Each entry in the listing below should be restated word for word.

=== SUPPLIED MATERIAL ===
● ● ● ● ● ● ●

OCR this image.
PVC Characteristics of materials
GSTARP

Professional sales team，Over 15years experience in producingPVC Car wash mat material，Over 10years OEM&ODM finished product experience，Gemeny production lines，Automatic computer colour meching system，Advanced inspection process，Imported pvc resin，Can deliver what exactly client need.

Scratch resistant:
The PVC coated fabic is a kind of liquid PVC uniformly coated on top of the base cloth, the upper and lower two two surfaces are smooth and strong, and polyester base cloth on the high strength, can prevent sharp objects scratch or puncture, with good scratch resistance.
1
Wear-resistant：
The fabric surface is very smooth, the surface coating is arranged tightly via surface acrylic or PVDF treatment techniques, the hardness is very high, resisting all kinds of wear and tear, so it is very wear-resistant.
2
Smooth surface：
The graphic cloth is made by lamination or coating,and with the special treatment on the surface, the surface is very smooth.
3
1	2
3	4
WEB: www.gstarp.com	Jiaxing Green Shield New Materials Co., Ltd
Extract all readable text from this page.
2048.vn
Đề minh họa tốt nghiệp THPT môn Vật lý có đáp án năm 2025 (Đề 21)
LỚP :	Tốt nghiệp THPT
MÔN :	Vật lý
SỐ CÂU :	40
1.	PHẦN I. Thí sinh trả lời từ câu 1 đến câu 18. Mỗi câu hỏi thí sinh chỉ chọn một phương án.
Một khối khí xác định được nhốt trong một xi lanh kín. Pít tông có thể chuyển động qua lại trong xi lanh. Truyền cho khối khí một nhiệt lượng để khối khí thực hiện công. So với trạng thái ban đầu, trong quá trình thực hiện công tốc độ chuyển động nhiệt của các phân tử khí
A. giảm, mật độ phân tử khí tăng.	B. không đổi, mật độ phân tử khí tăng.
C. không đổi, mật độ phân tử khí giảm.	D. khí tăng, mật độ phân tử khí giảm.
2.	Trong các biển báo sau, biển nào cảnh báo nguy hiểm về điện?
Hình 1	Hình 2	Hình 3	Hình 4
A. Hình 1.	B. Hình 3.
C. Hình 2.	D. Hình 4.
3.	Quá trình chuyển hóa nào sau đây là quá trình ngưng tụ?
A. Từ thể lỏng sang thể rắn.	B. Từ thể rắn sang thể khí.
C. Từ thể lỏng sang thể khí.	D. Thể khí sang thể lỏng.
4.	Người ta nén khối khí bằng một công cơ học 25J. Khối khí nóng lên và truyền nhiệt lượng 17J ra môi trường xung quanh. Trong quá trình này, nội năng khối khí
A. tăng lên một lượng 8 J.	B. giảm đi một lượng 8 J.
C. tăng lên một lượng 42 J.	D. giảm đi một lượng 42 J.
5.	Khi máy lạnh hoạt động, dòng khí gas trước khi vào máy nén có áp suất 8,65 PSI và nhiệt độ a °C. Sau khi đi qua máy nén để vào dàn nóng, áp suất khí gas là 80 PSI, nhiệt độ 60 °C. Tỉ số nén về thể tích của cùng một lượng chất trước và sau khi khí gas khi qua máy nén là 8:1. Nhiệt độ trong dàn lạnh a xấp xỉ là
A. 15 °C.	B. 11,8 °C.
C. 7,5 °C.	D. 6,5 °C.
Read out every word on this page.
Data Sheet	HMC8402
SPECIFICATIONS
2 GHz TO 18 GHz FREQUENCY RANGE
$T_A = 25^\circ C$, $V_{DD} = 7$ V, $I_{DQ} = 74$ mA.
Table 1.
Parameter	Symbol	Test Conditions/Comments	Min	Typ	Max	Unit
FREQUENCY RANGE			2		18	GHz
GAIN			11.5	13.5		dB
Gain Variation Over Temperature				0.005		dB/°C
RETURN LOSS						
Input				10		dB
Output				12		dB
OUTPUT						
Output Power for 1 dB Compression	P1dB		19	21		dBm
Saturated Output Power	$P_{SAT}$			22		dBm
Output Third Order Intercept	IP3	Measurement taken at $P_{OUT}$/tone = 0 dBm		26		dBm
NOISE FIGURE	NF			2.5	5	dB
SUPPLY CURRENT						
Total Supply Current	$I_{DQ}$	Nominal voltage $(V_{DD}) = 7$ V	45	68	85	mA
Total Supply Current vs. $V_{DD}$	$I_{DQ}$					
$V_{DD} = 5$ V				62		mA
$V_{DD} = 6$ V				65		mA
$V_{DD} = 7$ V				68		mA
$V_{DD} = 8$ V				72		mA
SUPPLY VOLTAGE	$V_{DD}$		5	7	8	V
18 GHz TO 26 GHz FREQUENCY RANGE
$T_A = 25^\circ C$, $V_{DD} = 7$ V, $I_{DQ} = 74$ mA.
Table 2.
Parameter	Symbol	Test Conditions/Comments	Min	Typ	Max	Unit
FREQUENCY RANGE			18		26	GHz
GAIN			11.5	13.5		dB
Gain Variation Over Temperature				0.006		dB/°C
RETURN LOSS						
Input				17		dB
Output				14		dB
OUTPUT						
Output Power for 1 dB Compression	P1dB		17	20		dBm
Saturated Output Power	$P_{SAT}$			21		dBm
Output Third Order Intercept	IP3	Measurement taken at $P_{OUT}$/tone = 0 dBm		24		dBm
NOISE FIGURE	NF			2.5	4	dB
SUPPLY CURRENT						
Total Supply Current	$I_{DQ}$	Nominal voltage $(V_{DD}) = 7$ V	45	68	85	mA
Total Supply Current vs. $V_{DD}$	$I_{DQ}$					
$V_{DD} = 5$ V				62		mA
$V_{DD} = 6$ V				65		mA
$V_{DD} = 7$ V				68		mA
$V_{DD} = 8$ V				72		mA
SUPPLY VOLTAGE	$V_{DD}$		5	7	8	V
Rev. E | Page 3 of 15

● ● ● ● ● ● ●

=== THE RESULT ===
OCR this image.
PVC Characteristics of materials
GSTARP

Professional sales team，Over 15years experience in producingPVC Car wash mat material，Over 10years OEM&ODM finished product experience，Gemeny production lines，Automatic computer colour meching system，Advanced inspection process，Imported pvc resin，Can deliver what exactly client need.

Scratch resistant:
The PVC coated fabic is a kind of liquid PVC uniformly coated on top of the base cloth, the upper and lower two two surfaces are smooth and strong, and polyester base cloth on the high strength, can prevent sharp objects scratch or puncture, with good scratch resistance.
1
Wear-resistant：
The fabric surface is very smooth, the surface coating is arranged tightly via surface acrylic or PVDF treatment techniques, the hardness is very high, resisting all kinds of wear and tear, so it is very wear-resistant.
2
Smooth surface：
The graphic cloth is made by lamination or coating,and with the special treatment on the surface, the surface is very smooth.
3
1	2
3	4
WEB: www.gstarp.com	Jiaxing Green Shield New Materials Co., Ltd
Extract all readable text from this page.
2048.vn
Đề minh họa tốt nghiệp THPT môn Vật lý có đáp án năm 2025 (Đề 21)
LỚP :	Tốt nghiệp THPT
MÔN :	Vật lý
SỐ CÂU :	40
1.	PHẦN I. Thí sinh trả lời từ câu 1 đến câu 18. Mỗi câu hỏi thí sinh chỉ chọn một phương án.
Một khối khí xác định được nhốt trong một xi lanh kín. Pít tông có thể chuyển động qua lại trong xi lanh. Truyền cho khối khí một nhiệt lượng để khối khí thực hiện công. So với trạng thái ban đầu, trong quá trình thực hiện công tốc độ chuyển động nhiệt của các phân tử khí
A. giảm, mật độ phân tử khí tăng.	B. không đổi, mật độ phân tử khí tăng.
C. không đổi, mật độ phân tử khí giảm.	D. khí tăng, mật độ phân tử khí giảm.
2.	Trong các biển báo sau, biển nào cảnh báo nguy hiểm về điện?
Hình 1	Hình 2	Hình 3	Hình 4
A. Hình 1.	B. Hình 3.
C. Hình 2.	D. Hình 4.
3.	Quá trình chuyển hóa nào sau đây là quá trình ngưng tụ?
A. Từ thể lỏng sang thể rắn.	B. Từ thể rắn sang thể khí.
C. Từ thể lỏng sang thể khí.	D. Thể khí sang thể lỏng.
4.	Người ta nén khối khí bằng một công cơ học 25J. Khối khí nóng lên và truyền nhiệt lượng 17J ra môi trường xung quanh. Trong quá trình này, nội năng khối khí
A. tăng lên một lượng 8 J.	B. giảm đi một lượng 8 J.
C. tăng lên một lượng 42 J.	D. giảm đi một lượng 42 J.
5.	Khi máy lạnh hoạt động, dòng khí gas trước khi vào máy nén có áp suất 8,65 PSI và nhiệt độ a °C. Sau khi đi qua máy nén để vào dàn nóng, áp suất khí gas là 80 PSI, nhiệt độ 60 °C. Tỉ số nén về thể tích của cùng một lượng chất trước và sau khi khí gas khi qua máy nén là 8:1. Nhiệt độ trong dàn lạnh a xấp xỉ là
A. 15 °C.	B. 11,8 °C.
C. 7,5 °C.	D. 6,5 °C.
Read out every word on this page.
Data Sheet	HMC8402
SPECIFICATIONS
2 GHz TO 18 GHz FREQUENCY RANGE
$T_A = 25^\circ C$, $V_{DD} = 7$ V, $I_{DQ} = 74$ mA.
Table 1.
Parameter	Symbol	Test Conditions/Comments	Min	Typ	Max	Unit
FREQUENCY RANGE			2		18	GHz
GAIN			11.5	13.5		dB
Gain Variation Over Temperature				0.005		dB/°C
RETURN LOSS						
Input				10		dB
Output				12		dB
OUTPUT						
Output Power for 1 dB Compression	P1dB		19	21		dBm
Saturated Output Power	$P_{SAT}$			22		dBm
Output Third Order Intercept	IP3	Measurement taken at $P_{OUT}$/tone = 0 dBm		26		dBm
NOISE FIGURE	NF			2.5	5	dB
SUPPLY CURRENT						
Total Supply Current	$I_{DQ}$	Nominal voltage $(V_{DD}) = 7$ V	45	68	85	mA
Total Supply Current vs. $V_{DD}$	$I_{DQ}$					
$V_{DD} = 5$ V				62		mA
$V_{DD} = 6$ V				65		mA
$V_{DD} = 7$ V				68		mA
$V_{DD} = 8$ V				72		mA
SUPPLY VOLTAGE	$V_{DD}$		5	7	8	V
18 GHz TO 26 GHz FREQUENCY RANGE
$T_A = 25^\circ C$, $V_{DD} = 7$ V, $I_{DQ} = 74$ mA.
Table 2.
Parameter	Symbol	Test Conditions/Comments	Min	Typ	Max	Unit
FREQUENCY RANGE			18		26	GHz
GAIN			11.5	13.5		dB
Gain Variation Over Temperature				0.006		dB/°C
RETURN LOSS						
Input				17		dB
Output				14		dB
OUTPUT						
Output Power for 1 dB Compression	P1dB		17	20		dBm
Saturated Output Power	$P_{SAT}$			21		dBm
Output Third Order Intercept	IP3	Measurement taken at $P_{OUT}$/tone = 0 dBm		24		dBm
NOISE FIGURE	NF			2.5	4	dB
SUPPLY CURRENT						
Total Supply Current	$I_{DQ}$	Nominal voltage $(V_{DD}) = 7$ V	45	68	85	mA
Total Supply Current vs. $V_{DD}$	$I_{DQ}$					
$V_{DD} = 5$ V				62		mA
$V_{DD} = 6$ V				65		mA
$V_{DD} = 7$ V				68		mA
$V_{DD} = 8$ V				72		mA
SUPPLY VOLTAGE	$V_{DD}$		5	7	8	V
Rev. E | Page 3 of 15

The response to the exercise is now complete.